■ SHORT EXERCISE: Determine which lines of the records include the word "color", and copy them.

─── RECORDS FOR THE EXERCISE ───

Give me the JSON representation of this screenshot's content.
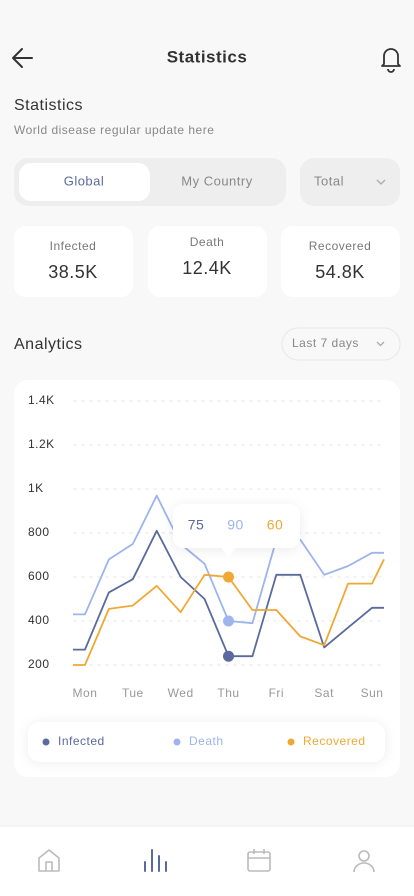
{
  "header": {
    "title": "Statistics"
  },
  "intro": {
    "title": "Statistics",
    "subtitle": "World disease regular update here"
  },
  "tabs": [
    "Global",
    "My Country"
  ],
  "filter": "Total",
  "cards": [
    {
      "label": "Infected",
      "value": "38.5K"
    },
    {
      "label": "Death",
      "value": "12.4K"
    },
    {
      "label": "Recovered",
      "value": "54.8K"
    }
  ],
  "analytics": {
    "title": "Analytics",
    "range": "Last 7 days"
  },
  "chart_data": {
    "type": "line",
    "x": [
      -0.25,
      0,
      0.5,
      1,
      1.5,
      2,
      2.5,
      3,
      3.5,
      4,
      4.5,
      5,
      5.5,
      6,
      6.25
    ],
    "xlim": [
      -0.25,
      6.25
    ],
    "xticks": [
      {
        "value": 0,
        "label": "Mon"
      },
      {
        "value": 1,
        "label": "Tue"
      },
      {
        "value": 2,
        "label": "Wed"
      },
      {
        "value": 3,
        "label": "Thu"
      },
      {
        "value": 4,
        "label": "Fri"
      },
      {
        "value": 5,
        "label": "Sat"
      },
      {
        "value": 6,
        "label": "Sun"
      }
    ],
    "ylim": [
      200,
      1400
    ],
    "yticks": [
      200,
      400,
      600,
      800,
      {
        "value": 1000,
        "label": "1K"
      },
      {
        "value": 1200,
        "label": "1.2K"
      },
      {
        "value": 1400,
        "label": "1.4K"
      }
    ],
    "grid": true,
    "legend": "bottom",
    "series": [
      {
        "name": "Infected",
        "color": "#5a6a9c",
        "values": [
          270,
          270,
          530,
          590,
          810,
          600,
          500,
          240,
          240,
          610,
          610,
          280,
          370,
          460,
          460
        ]
      },
      {
        "name": "Death",
        "color": "#9db4ec",
        "values": [
          430,
          430,
          680,
          750,
          970,
          750,
          660,
          400,
          390,
          770,
          770,
          610,
          650,
          710,
          710
        ]
      },
      {
        "name": "Recovered",
        "color": "#efa833",
        "values": [
          200,
          200,
          455,
          470,
          560,
          440,
          610,
          600,
          450,
          450,
          330,
          290,
          570,
          570,
          680
        ]
      }
    ],
    "tooltip": {
      "x": 3,
      "values": [
        75,
        90,
        60
      ]
    }
  }
}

───

■ OUTPUT:
        "color": "#5a6a9c",
        "color": "#9db4ec",
        "color": "#efa833",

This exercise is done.